======== Entries provided
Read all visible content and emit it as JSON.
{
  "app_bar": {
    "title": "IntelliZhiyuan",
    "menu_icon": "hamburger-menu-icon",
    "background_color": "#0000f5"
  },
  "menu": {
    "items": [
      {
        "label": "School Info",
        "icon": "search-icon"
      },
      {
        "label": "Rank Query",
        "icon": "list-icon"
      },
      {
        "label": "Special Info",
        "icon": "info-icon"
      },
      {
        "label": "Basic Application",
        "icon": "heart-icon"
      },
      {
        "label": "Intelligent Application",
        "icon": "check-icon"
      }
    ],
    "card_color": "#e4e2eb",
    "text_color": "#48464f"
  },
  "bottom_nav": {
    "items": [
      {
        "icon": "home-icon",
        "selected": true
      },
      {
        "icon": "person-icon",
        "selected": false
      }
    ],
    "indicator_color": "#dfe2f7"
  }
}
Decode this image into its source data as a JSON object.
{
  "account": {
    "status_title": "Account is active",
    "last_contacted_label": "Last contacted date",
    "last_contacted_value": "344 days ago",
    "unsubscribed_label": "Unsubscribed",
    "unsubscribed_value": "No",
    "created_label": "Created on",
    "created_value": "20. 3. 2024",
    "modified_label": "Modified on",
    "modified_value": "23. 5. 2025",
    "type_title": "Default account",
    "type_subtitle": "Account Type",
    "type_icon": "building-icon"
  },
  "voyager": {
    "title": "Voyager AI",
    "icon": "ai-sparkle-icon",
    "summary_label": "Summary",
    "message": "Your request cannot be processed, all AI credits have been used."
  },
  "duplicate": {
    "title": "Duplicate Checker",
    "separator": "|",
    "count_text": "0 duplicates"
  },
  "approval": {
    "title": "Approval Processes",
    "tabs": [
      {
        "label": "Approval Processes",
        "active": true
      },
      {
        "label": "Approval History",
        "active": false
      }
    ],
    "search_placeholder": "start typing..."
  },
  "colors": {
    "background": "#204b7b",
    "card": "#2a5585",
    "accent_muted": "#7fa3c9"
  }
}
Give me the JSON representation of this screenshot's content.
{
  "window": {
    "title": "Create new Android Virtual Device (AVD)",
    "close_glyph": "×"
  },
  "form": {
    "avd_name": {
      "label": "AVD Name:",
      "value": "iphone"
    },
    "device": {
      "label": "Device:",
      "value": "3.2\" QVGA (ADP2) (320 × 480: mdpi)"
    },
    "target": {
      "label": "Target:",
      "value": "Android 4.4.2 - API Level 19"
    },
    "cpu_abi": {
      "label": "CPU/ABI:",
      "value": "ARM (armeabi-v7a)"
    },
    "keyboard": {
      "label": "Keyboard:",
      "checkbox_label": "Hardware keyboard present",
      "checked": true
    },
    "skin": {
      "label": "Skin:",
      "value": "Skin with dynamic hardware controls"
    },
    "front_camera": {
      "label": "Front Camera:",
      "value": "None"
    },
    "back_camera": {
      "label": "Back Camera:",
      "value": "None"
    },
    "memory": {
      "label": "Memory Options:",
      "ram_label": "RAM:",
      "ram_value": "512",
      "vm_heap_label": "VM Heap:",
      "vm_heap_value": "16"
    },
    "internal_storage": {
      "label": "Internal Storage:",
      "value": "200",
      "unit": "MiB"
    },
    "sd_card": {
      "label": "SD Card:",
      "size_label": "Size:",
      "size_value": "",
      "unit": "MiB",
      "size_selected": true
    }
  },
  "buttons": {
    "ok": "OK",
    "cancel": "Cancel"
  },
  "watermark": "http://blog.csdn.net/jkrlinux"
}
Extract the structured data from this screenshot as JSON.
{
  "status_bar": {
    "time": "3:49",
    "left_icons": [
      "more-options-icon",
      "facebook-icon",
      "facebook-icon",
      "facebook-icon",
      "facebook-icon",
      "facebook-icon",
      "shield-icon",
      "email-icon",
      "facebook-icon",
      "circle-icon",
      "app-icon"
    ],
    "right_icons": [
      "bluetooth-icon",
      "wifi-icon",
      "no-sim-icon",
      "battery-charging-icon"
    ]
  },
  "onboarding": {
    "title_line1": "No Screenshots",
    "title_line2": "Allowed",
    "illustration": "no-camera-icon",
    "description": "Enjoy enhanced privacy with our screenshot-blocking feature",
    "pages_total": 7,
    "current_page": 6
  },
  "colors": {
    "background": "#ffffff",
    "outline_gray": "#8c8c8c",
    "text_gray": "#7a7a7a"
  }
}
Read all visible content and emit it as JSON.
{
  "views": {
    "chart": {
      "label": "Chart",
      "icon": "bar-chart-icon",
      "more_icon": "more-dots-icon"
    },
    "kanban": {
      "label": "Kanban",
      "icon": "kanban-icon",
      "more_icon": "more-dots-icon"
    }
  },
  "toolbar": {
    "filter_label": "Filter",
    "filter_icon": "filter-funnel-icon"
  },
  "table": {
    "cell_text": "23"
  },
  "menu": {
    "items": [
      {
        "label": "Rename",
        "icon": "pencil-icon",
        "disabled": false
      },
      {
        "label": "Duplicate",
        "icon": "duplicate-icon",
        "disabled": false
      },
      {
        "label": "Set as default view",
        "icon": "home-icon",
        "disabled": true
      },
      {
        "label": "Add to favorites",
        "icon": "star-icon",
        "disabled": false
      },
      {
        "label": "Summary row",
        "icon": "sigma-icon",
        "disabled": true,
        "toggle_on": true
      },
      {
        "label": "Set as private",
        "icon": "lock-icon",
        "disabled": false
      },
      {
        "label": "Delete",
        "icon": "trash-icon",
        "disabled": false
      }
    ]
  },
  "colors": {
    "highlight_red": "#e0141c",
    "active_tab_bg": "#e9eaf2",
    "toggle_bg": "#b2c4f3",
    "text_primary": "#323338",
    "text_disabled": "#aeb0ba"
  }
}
================
• Work to do: Output the whole listing above again, word for word.

• Solution for this problem:
Read all visible content and emit it as JSON.
{
  "app_bar": {
    "title": "IntelliZhiyuan",
    "menu_icon": "hamburger-menu-icon",
    "background_color": "#0000f5"
  },
  "menu": {
    "items": [
      {
        "label": "School Info",
        "icon": "search-icon"
      },
      {
        "label": "Rank Query",
        "icon": "list-icon"
      },
      {
        "label": "Special Info",
        "icon": "info-icon"
      },
      {
        "label": "Basic Application",
        "icon": "heart-icon"
      },
      {
        "label": "Intelligent Application",
        "icon": "check-icon"
      }
    ],
    "card_color": "#e4e2eb",
    "text_color": "#48464f"
  },
  "bottom_nav": {
    "items": [
      {
        "icon": "home-icon",
        "selected": true
      },
      {
        "icon": "person-icon",
        "selected": false
      }
    ],
    "indicator_color": "#dfe2f7"
  }
}
Decode this image into its source data as a JSON object.
{
  "account": {
    "status_title": "Account is active",
    "last_contacted_label": "Last contacted date",
    "last_contacted_value": "344 days ago",
    "unsubscribed_label": "Unsubscribed",
    "unsubscribed_value": "No",
    "created_label": "Created on",
    "created_value": "20. 3. 2024",
    "modified_label": "Modified on",
    "modified_value": "23. 5. 2025",
    "type_title": "Default account",
    "type_subtitle": "Account Type",
    "type_icon": "building-icon"
  },
  "voyager": {
    "title": "Voyager AI",
    "icon": "ai-sparkle-icon",
    "summary_label": "Summary",
    "message": "Your request cannot be processed, all AI credits have been used."
  },
  "duplicate": {
    "title": "Duplicate Checker",
    "separator": "|",
    "count_text": "0 duplicates"
  },
  "approval": {
    "title": "Approval Processes",
    "tabs": [
      {
        "label": "Approval Processes",
        "active": true
      },
      {
        "label": "Approval History",
        "active": false
      }
    ],
    "search_placeholder": "start typing..."
  },
  "colors": {
    "background": "#204b7b",
    "card": "#2a5585",
    "accent_muted": "#7fa3c9"
  }
}
Give me the JSON representation of this screenshot's content.
{
  "window": {
    "title": "Create new Android Virtual Device (AVD)",
    "close_glyph": "×"
  },
  "form": {
    "avd_name": {
      "label": "AVD Name:",
      "value": "iphone"
    },
    "device": {
      "label": "Device:",
      "value": "3.2\" QVGA (ADP2) (320 × 480: mdpi)"
    },
    "target": {
      "label": "Target:",
      "value": "Android 4.4.2 - API Level 19"
    },
    "cpu_abi": {
      "label": "CPU/ABI:",
      "value": "ARM (armeabi-v7a)"
    },
    "keyboard": {
      "label": "Keyboard:",
      "checkbox_label": "Hardware keyboard present",
      "checked": true
    },
    "skin": {
      "label": "Skin:",
      "value": "Skin with dynamic hardware controls"
    },
    "front_camera": {
      "label": "Front Camera:",
      "value": "None"
    },
    "back_camera": {
      "label": "Back Camera:",
      "value": "None"
    },
    "memory": {
      "label": "Memory Options:",
      "ram_label": "RAM:",
      "ram_value": "512",
      "vm_heap_label": "VM Heap:",
      "vm_heap_value": "16"
    },
    "internal_storage": {
      "label": "Internal Storage:",
      "value": "200",
      "unit": "MiB"
    },
    "sd_card": {
      "label": "SD Card:",
      "size_label": "Size:",
      "size_value": "",
      "unit": "MiB",
      "size_selected": true
    }
  },
  "buttons": {
    "ok": "OK",
    "cancel": "Cancel"
  },
  "watermark": "http://blog.csdn.net/jkrlinux"
}
Extract the structured data from this screenshot as JSON.
{
  "status_bar": {
    "time": "3:49",
    "left_icons": [
      "more-options-icon",
      "facebook-icon",
      "facebook-icon",
      "facebook-icon",
      "facebook-icon",
      "facebook-icon",
      "shield-icon",
      "email-icon",
      "facebook-icon",
      "circle-icon",
      "app-icon"
    ],
    "right_icons": [
      "bluetooth-icon",
      "wifi-icon",
      "no-sim-icon",
      "battery-charging-icon"
    ]
  },
  "onboarding": {
    "title_line1": "No Screenshots",
    "title_line2": "Allowed",
    "illustration": "no-camera-icon",
    "description": "Enjoy enhanced privacy with our screenshot-blocking feature",
    "pages_total": 7,
    "current_page": 6
  },
  "colors": {
    "background": "#ffffff",
    "outline_gray": "#8c8c8c",
    "text_gray": "#7a7a7a"
  }
}
Read all visible content and emit it as JSON.
{
  "views": {
    "chart": {
      "label": "Chart",
      "icon": "bar-chart-icon",
      "more_icon": "more-dots-icon"
    },
    "kanban": {
      "label": "Kanban",
      "icon": "kanban-icon",
      "more_icon": "more-dots-icon"
    }
  },
  "toolbar": {
    "filter_label": "Filter",
    "filter_icon": "filter-funnel-icon"
  },
  "table": {
    "cell_text": "23"
  },
  "menu": {
    "items": [
      {
        "label": "Rename",
        "icon": "pencil-icon",
        "disabled": false
      },
      {
        "label": "Duplicate",
        "icon": "duplicate-icon",
        "disabled": false
      },
      {
        "label": "Set as default view",
        "icon": "home-icon",
        "disabled": true
      },
      {
        "label": "Add to favorites",
        "icon": "star-icon",
        "disabled": false
      },
      {
        "label": "Summary row",
        "icon": "sigma-icon",
        "disabled": true,
        "toggle_on": true
      },
      {
        "label": "Set as private",
        "icon": "lock-icon",
        "disabled": false
      },
      {
        "label": "Delete",
        "icon": "trash-icon",
        "disabled": false
      }
    ]
  },
  "colors": {
    "highlight_red": "#e0141c",
    "active_tab_bg": "#e9eaf2",
    "toggle_bg": "#b2c4f3",
    "text_primary": "#323338",
    "text_disabled": "#aeb0ba"
  }
}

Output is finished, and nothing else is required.